Collected data entries:
* start *

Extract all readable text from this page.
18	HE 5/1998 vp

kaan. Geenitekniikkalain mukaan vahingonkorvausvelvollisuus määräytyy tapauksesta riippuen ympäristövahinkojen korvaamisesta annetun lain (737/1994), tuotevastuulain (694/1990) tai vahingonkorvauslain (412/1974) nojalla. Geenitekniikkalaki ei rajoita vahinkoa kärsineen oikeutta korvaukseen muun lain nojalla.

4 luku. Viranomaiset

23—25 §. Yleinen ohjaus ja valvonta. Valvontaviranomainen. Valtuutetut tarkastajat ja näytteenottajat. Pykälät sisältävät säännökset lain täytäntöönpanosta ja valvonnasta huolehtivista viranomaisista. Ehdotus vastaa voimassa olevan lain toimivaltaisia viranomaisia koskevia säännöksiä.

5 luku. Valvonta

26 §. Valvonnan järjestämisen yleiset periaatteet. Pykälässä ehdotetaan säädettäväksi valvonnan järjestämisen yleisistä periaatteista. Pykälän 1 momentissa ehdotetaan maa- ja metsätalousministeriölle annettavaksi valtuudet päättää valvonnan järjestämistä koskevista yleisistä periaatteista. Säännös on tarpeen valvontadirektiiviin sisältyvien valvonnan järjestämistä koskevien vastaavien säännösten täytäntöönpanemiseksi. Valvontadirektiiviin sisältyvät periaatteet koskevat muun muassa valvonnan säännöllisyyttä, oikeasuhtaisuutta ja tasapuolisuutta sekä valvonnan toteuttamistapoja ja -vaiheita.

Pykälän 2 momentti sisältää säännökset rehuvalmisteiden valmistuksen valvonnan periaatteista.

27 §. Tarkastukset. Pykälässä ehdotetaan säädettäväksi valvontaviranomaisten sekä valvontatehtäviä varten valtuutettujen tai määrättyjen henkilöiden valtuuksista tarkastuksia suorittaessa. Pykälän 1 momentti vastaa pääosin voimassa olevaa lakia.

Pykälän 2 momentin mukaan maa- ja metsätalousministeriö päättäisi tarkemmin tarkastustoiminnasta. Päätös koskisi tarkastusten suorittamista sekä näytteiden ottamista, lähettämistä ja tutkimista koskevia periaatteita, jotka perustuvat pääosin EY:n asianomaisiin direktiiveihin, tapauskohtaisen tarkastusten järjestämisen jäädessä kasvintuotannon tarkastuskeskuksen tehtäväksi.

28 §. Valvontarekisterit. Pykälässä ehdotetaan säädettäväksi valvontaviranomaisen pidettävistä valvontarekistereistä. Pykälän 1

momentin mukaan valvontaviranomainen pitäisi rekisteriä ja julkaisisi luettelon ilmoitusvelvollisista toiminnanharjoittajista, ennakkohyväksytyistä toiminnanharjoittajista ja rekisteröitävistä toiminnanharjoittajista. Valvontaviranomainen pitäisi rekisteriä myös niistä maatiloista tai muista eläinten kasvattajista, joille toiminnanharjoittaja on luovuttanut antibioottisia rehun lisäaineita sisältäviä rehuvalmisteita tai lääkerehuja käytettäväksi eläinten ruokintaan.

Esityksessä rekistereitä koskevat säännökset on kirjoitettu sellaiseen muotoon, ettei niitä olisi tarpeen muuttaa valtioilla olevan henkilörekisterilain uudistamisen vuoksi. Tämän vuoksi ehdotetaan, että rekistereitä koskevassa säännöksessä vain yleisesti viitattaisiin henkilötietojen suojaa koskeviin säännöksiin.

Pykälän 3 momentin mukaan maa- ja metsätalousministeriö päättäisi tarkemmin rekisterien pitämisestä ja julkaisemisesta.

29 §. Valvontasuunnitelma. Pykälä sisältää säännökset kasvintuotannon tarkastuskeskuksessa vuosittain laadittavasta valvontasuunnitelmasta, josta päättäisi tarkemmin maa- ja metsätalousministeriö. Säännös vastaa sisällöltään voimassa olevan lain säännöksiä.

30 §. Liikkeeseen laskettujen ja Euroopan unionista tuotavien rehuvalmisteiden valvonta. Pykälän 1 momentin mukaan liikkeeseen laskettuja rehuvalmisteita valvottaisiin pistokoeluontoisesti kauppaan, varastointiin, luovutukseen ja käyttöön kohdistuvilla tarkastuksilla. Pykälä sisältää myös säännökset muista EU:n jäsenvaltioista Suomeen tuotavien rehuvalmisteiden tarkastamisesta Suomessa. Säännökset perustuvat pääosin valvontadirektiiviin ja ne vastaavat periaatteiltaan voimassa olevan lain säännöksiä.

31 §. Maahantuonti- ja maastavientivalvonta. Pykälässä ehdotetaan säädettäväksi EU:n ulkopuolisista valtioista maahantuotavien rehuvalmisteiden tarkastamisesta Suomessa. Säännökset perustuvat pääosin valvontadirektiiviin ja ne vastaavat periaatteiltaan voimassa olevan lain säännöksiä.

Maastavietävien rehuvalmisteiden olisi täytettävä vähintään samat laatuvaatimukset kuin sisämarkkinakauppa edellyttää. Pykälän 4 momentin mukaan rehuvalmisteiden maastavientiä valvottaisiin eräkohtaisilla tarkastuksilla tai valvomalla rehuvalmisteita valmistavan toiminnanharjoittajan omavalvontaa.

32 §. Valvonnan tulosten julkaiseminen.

* end *

Stated task: Your task is to repeat the data exactly; please include every line.

Result of the task:
Extract all readable text from this page.
18	HE 5/1998 vp

kaan. Geenitekniikkalain mukaan vahingonkorvausvelvollisuus määräytyy tapauksesta riippuen ympäristövahinkojen korvaamisesta annetun lain (737/1994), tuotevastuulain (694/1990) tai vahingonkorvauslain (412/1974) nojalla. Geenitekniikkalaki ei rajoita vahinkoa kärsineen oikeutta korvaukseen muun lain nojalla.

4 luku. Viranomaiset

23—25 §. Yleinen ohjaus ja valvonta. Valvontaviranomainen. Valtuutetut tarkastajat ja näytteenottajat. Pykälät sisältävät säännökset lain täytäntöönpanosta ja valvonnasta huolehtivista viranomaisista. Ehdotus vastaa voimassa olevan lain toimivaltaisia viranomaisia koskevia säännöksiä.

5 luku. Valvonta

26 §. Valvonnan järjestämisen yleiset periaatteet. Pykälässä ehdotetaan säädettäväksi valvonnan järjestämisen yleisistä periaatteista. Pykälän 1 momentissa ehdotetaan maa- ja metsätalousministeriölle annettavaksi valtuudet päättää valvonnan järjestämistä koskevista yleisistä periaatteista. Säännös on tarpeen valvontadirektiiviin sisältyvien valvonnan järjestämistä koskevien vastaavien säännösten täytäntöönpanemiseksi. Valvontadirektiiviin sisältyvät periaatteet koskevat muun muassa valvonnan säännöllisyyttä, oikeasuhtaisuutta ja tasapuolisuutta sekä valvonnan toteuttamistapoja ja -vaiheita.

Pykälän 2 momentti sisältää säännökset rehuvalmisteiden valmistuksen valvonnan periaatteista.

27 §. Tarkastukset. Pykälässä ehdotetaan säädettäväksi valvontaviranomaisten sekä valvontatehtäviä varten valtuutettujen tai määrättyjen henkilöiden valtuuksista tarkastuksia suorittaessa. Pykälän 1 momentti vastaa pääosin voimassa olevaa lakia.

Pykälän 2 momentin mukaan maa- ja metsätalousministeriö päättäisi tarkemmin tarkastustoiminnasta. Päätös koskisi tarkastusten suorittamista sekä näytteiden ottamista, lähettämistä ja tutkimista koskevia periaatteita, jotka perustuvat pääosin EY:n asianomaisiin direktiiveihin, tapauskohtaisen tarkastusten järjestämisen jäädessä kasvintuotannon tarkastuskeskuksen tehtäväksi.

28 §. Valvontarekisterit. Pykälässä ehdotetaan säädettäväksi valvontaviranomaisen pidettävistä valvontarekistereistä. Pykälän 1

momentin mukaan valvontaviranomainen pitäisi rekisteriä ja julkaisisi luettelon ilmoitusvelvollisista toiminnanharjoittajista, ennakkohyväksytyistä toiminnanharjoittajista ja rekisteröitävistä toiminnanharjoittajista. Valvontaviranomainen pitäisi rekisteriä myös niistä maatiloista tai muista eläinten kasvattajista, joille toiminnanharjoittaja on luovuttanut antibioottisia rehun lisäaineita sisältäviä rehuvalmisteita tai lääkerehuja käytettäväksi eläinten ruokintaan.

Esityksessä rekistereitä koskevat säännökset on kirjoitettu sellaiseen muotoon, ettei niitä olisi tarpeen muuttaa valtioilla olevan henkilörekisterilain uudistamisen vuoksi. Tämän vuoksi ehdotetaan, että rekistereitä koskevassa säännöksessä vain yleisesti viitattaisiin henkilötietojen suojaa koskeviin säännöksiin.

Pykälän 3 momentin mukaan maa- ja metsätalousministeriö päättäisi tarkemmin rekisterien pitämisestä ja julkaisemisesta.

29 §. Valvontasuunnitelma. Pykälä sisältää säännökset kasvintuotannon tarkastuskeskuksessa vuosittain laadittavasta valvontasuunnitelmasta, josta päättäisi tarkemmin maa- ja metsätalousministeriö. Säännös vastaa sisällöltään voimassa olevan lain säännöksiä.

30 §. Liikkeeseen laskettujen ja Euroopan unionista tuotavien rehuvalmisteiden valvonta. Pykälän 1 momentin mukaan liikkeeseen laskettuja rehuvalmisteita valvottaisiin pistokoeluontoisesti kauppaan, varastointiin, luovutukseen ja käyttöön kohdistuvilla tarkastuksilla. Pykälä sisältää myös säännökset muista EU:n jäsenvaltioista Suomeen tuotavien rehuvalmisteiden tarkastamisesta Suomessa. Säännökset perustuvat pääosin valvontadirektiiviin ja ne vastaavat periaatteiltaan voimassa olevan lain säännöksiä.

31 §. Maahantuonti- ja maastavientivalvonta. Pykälässä ehdotetaan säädettäväksi EU:n ulkopuolisista valtioista maahantuotavien rehuvalmisteiden tarkastamisesta Suomessa. Säännökset perustuvat pääosin valvontadirektiiviin ja ne vastaavat periaatteiltaan voimassa olevan lain säännöksiä.

Maastavietävien rehuvalmisteiden olisi täytettävä vähintään samat laatuvaatimukset kuin sisämarkkinakauppa edellyttää. Pykälän 4 momentin mukaan rehuvalmisteiden maastavientiä valvottaisiin eräkohtaisilla tarkastuksilla tai valvomalla rehuvalmisteita valmistavan toiminnanharjoittajan omavalvontaa.

32 §. Valvonnan tulosten julkaiseminen.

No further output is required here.